_Work required_
Give the rows from the first one through the row that contains "sidebar [0, 0, 108, 1295]" as a numbered list. Leave out any blank lines.

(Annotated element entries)
## start
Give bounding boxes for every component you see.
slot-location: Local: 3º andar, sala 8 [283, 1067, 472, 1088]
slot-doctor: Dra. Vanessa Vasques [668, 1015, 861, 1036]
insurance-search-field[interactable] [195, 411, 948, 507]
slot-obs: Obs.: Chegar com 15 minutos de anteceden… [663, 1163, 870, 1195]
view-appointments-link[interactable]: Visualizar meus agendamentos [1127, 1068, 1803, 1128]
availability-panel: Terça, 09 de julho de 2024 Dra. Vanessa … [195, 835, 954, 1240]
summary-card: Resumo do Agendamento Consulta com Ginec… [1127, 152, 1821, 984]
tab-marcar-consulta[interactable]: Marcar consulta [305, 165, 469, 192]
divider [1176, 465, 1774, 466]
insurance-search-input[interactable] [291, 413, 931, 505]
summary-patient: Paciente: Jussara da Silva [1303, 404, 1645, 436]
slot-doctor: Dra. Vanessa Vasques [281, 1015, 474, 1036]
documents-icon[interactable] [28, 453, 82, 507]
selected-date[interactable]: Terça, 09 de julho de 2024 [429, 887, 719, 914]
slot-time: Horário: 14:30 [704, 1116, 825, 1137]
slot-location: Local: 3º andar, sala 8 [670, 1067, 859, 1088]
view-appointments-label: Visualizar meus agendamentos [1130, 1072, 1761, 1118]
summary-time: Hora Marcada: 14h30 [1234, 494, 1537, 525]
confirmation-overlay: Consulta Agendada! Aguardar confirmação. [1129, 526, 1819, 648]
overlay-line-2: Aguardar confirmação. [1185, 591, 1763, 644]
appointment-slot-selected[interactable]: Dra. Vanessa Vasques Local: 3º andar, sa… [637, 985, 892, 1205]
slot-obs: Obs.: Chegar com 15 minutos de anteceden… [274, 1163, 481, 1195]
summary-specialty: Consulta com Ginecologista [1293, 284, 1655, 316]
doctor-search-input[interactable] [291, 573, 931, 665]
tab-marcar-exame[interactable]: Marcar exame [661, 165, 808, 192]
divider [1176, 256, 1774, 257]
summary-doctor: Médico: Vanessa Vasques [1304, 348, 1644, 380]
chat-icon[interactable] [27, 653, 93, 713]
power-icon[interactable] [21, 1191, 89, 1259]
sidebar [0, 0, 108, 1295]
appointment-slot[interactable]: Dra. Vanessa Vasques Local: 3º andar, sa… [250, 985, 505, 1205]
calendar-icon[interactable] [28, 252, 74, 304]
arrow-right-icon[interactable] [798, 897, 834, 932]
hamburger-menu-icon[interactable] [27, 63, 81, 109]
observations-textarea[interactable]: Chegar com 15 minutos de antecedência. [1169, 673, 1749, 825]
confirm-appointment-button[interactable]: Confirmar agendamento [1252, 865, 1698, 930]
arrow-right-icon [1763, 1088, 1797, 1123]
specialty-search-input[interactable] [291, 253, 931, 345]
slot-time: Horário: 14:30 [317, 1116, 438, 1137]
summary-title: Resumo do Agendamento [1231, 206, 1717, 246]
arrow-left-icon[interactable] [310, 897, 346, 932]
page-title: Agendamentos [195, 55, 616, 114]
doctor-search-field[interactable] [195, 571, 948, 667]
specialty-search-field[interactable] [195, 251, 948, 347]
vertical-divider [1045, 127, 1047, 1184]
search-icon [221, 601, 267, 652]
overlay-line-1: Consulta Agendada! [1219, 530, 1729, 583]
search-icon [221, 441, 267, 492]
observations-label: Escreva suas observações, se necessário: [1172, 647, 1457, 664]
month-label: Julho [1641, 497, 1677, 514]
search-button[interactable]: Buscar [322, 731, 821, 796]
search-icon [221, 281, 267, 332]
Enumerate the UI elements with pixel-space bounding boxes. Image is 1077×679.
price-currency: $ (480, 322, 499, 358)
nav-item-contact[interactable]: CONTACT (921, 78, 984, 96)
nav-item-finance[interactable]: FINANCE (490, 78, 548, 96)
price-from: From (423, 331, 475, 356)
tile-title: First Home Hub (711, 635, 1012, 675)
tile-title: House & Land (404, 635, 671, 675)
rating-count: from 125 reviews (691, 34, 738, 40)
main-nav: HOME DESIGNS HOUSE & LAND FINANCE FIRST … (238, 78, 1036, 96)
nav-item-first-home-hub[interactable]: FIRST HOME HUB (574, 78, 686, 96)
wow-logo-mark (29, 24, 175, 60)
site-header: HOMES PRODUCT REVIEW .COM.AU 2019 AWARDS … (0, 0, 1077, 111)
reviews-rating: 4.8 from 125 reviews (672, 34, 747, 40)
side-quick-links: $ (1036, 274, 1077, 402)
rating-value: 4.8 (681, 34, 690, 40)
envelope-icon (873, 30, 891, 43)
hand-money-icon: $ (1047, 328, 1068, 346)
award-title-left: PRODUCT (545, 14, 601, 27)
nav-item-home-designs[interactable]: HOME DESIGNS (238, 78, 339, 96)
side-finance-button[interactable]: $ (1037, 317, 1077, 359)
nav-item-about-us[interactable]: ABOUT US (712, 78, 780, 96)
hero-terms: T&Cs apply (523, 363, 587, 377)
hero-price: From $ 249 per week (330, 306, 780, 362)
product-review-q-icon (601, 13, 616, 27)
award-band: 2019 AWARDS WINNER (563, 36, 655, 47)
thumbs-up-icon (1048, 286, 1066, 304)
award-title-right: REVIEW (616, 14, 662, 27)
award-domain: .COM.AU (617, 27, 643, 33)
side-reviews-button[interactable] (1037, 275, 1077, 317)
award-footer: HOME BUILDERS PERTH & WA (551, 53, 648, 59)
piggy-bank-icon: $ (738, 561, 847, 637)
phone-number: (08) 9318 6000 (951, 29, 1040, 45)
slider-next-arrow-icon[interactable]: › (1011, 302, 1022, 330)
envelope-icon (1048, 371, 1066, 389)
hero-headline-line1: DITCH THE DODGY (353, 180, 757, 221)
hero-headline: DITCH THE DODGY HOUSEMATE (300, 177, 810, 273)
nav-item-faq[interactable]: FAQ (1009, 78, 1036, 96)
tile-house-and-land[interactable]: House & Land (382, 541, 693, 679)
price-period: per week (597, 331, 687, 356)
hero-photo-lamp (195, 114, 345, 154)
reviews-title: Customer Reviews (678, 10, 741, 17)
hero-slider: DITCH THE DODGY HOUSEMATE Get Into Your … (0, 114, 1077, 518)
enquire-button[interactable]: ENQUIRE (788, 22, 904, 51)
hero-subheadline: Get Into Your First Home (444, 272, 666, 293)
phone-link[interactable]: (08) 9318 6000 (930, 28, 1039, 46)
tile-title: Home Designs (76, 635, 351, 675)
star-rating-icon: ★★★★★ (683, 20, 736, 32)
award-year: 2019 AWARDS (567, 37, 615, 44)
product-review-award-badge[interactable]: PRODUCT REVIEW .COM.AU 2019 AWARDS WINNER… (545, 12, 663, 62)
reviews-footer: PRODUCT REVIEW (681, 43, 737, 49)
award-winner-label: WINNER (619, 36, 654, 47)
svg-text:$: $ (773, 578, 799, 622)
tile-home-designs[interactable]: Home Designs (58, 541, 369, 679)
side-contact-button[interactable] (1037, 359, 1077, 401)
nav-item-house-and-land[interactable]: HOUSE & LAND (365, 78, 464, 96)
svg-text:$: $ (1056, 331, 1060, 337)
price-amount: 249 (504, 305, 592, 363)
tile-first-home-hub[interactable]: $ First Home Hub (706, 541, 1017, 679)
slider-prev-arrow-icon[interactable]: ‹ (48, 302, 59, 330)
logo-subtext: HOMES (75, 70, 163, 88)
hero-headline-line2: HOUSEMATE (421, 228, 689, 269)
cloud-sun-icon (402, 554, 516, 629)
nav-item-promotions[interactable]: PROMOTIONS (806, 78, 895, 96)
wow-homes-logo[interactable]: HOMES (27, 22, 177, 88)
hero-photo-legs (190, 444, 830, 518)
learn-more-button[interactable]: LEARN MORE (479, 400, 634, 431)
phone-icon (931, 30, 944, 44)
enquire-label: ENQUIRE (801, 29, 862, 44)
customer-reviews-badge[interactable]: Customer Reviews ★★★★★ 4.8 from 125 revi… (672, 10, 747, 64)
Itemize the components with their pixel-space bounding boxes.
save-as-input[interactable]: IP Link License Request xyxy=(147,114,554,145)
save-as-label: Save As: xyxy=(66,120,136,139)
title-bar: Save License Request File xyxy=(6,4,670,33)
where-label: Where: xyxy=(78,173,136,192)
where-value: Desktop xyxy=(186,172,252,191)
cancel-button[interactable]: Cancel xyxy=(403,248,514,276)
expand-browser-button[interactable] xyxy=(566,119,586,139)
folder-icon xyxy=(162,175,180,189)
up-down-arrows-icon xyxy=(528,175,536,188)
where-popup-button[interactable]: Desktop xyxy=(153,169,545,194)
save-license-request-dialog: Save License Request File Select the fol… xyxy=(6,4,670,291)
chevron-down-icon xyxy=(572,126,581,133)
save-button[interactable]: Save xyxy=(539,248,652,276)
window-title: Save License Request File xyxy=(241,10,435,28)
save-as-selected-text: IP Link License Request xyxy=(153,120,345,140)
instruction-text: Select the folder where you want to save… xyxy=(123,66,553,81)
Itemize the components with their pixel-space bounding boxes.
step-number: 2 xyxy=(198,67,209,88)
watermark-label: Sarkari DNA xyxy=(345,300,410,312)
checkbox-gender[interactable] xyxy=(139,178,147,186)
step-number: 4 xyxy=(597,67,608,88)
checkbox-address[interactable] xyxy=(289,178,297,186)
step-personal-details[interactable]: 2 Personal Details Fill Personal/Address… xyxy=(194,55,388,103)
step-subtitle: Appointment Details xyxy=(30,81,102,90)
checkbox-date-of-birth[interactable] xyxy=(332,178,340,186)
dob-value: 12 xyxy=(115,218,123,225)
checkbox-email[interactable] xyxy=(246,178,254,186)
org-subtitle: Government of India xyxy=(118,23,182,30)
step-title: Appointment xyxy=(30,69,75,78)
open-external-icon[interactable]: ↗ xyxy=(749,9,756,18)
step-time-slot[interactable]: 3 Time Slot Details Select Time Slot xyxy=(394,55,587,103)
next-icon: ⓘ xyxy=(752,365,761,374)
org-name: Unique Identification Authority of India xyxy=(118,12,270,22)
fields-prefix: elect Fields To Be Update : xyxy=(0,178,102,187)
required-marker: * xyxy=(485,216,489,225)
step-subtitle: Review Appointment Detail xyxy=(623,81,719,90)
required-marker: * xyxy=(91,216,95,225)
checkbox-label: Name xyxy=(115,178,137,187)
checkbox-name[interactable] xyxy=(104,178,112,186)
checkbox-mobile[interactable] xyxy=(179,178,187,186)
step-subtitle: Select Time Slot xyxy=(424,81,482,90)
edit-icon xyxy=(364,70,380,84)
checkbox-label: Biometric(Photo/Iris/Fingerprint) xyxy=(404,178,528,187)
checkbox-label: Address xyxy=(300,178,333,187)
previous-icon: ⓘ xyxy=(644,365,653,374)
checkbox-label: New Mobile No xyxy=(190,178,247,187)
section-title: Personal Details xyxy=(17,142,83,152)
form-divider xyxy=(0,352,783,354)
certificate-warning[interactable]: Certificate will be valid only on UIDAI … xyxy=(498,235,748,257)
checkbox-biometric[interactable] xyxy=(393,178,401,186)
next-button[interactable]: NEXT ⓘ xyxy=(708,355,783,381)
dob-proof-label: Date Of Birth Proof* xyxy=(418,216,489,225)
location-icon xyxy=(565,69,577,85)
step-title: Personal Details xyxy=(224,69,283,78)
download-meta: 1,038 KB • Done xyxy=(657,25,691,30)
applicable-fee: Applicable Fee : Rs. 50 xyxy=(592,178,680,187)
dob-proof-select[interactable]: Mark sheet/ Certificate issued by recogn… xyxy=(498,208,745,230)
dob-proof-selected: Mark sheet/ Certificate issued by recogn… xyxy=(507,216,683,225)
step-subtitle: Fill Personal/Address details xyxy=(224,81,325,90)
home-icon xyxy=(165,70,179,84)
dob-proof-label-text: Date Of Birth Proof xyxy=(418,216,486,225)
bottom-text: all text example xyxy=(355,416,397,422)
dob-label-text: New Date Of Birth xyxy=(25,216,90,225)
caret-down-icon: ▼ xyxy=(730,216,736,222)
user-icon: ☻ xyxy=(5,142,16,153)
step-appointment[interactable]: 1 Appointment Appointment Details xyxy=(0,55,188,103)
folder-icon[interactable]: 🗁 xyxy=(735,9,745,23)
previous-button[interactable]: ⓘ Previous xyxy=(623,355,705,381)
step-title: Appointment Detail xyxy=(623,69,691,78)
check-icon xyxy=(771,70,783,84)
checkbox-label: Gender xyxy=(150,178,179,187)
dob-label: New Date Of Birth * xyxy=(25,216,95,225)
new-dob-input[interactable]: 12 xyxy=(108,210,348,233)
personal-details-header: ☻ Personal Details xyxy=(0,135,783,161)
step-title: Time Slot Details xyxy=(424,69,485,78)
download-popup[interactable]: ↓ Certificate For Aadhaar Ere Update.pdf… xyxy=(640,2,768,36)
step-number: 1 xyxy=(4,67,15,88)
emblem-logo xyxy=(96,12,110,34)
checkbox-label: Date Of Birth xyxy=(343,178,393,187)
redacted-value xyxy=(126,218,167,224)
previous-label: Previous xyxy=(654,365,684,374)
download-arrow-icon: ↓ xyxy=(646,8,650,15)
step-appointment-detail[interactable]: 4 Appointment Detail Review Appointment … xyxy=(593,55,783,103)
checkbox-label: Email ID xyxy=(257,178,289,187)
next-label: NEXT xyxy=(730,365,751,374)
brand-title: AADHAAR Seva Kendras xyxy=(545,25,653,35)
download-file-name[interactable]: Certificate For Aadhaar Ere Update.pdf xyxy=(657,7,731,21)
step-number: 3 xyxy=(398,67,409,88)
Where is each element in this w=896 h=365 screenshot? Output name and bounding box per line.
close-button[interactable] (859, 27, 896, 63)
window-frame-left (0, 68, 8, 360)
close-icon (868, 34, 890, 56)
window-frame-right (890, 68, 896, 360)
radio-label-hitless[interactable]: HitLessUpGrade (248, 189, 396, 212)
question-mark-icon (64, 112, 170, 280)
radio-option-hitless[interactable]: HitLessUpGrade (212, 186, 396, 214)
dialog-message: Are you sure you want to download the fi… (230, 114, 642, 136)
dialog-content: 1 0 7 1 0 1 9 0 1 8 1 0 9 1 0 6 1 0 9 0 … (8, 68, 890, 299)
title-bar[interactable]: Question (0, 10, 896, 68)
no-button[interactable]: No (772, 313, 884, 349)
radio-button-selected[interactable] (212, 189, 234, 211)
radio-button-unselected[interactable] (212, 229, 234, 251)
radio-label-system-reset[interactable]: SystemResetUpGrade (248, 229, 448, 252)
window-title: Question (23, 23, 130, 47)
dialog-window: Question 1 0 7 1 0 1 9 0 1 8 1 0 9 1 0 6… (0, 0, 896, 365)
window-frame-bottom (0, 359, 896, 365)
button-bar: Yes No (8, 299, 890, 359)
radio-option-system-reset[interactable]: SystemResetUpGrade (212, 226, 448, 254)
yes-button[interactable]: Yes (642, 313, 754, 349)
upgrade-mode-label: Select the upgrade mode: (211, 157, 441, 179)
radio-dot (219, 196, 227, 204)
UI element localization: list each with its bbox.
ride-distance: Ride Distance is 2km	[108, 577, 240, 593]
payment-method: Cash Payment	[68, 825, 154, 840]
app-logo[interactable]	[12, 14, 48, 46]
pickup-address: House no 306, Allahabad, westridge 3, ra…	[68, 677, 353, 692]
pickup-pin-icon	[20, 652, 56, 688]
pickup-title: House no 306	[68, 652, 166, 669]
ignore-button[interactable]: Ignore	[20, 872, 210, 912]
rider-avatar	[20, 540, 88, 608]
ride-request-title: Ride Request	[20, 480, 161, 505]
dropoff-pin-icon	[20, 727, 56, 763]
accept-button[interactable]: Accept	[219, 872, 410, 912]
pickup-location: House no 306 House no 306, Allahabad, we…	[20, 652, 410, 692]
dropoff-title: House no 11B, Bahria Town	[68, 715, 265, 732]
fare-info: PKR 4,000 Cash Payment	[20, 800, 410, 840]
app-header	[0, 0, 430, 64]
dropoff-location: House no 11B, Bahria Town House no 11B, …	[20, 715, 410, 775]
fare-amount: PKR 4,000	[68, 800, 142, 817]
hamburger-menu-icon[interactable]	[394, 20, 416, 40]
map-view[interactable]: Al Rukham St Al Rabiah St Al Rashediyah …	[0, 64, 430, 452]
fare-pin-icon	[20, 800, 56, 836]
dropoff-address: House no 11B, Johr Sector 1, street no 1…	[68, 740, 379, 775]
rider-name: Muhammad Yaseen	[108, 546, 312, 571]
## end
_Result_
1. Give bounding boxes for every component you see.
2. slot-location: Local: 3º andar, sala 8 [283, 1067, 472, 1088]
3. slot-doctor: Dra. Vanessa Vasques [668, 1015, 861, 1036]
4. insurance-search-field[interactable] [195, 411, 948, 507]
5. slot-obs: Obs.: Chegar com 15 minutos de anteceden… [663, 1163, 870, 1195]
6. view-appointments-link[interactable]: Visualizar meus agendamentos [1127, 1068, 1803, 1128]
7. availability-panel: Terça, 09 de julho de 2024 Dra. Vanessa … [195, 835, 954, 1240]
8. summary-card: Resumo do Agendamento Consulta com Ginec… [1127, 152, 1821, 984]
9. tab-marcar-consulta[interactable]: Marcar consulta [305, 165, 469, 192]
10. divider [1176, 465, 1774, 466]
11. insurance-search-input[interactable] [291, 413, 931, 505]
12. summary-patient: Paciente: Jussara da Silva [1303, 404, 1645, 436]
13. slot-doctor: Dra. Vanessa Vasques [281, 1015, 474, 1036]
14. documents-icon[interactable] [28, 453, 82, 507]
15. selected-date[interactable]: Terça, 09 de julho de 2024 [429, 887, 719, 914]
16. slot-time: Horário: 14:30 [704, 1116, 825, 1137]
17. slot-location: Local: 3º andar, sala 8 [670, 1067, 859, 1088]
18. view-appointments-label: Visualizar meus agendamentos [1130, 1072, 1761, 1118]
19. summary-time: Hora Marcada: 14h30 [1234, 494, 1537, 525]
20. confirmation-overlay: Consulta Agendada! Aguardar confirmação. [1129, 526, 1819, 648]
21. overlay-line-2: Aguardar confirmação. [1185, 591, 1763, 644]
22. appointment-slot-selected[interactable]: Dra. Vanessa Vasques Local: 3º andar, sa… [637, 985, 892, 1205]
23. slot-obs: Obs.: Chegar com 15 minutos de anteceden… [274, 1163, 481, 1195]
24. summary-specialty: Consulta com Ginecologista [1293, 284, 1655, 316]
25. doctor-search-input[interactable] [291, 573, 931, 665]
26. tab-marcar-exame[interactable]: Marcar exame [661, 165, 808, 192]
27. divider [1176, 256, 1774, 257]
28. summary-doctor: Médico: Vanessa Vasques [1304, 348, 1644, 380]
29. chat-icon[interactable] [27, 653, 93, 713]
30. power-icon[interactable] [21, 1191, 89, 1259]
31. sidebar [0, 0, 108, 1295]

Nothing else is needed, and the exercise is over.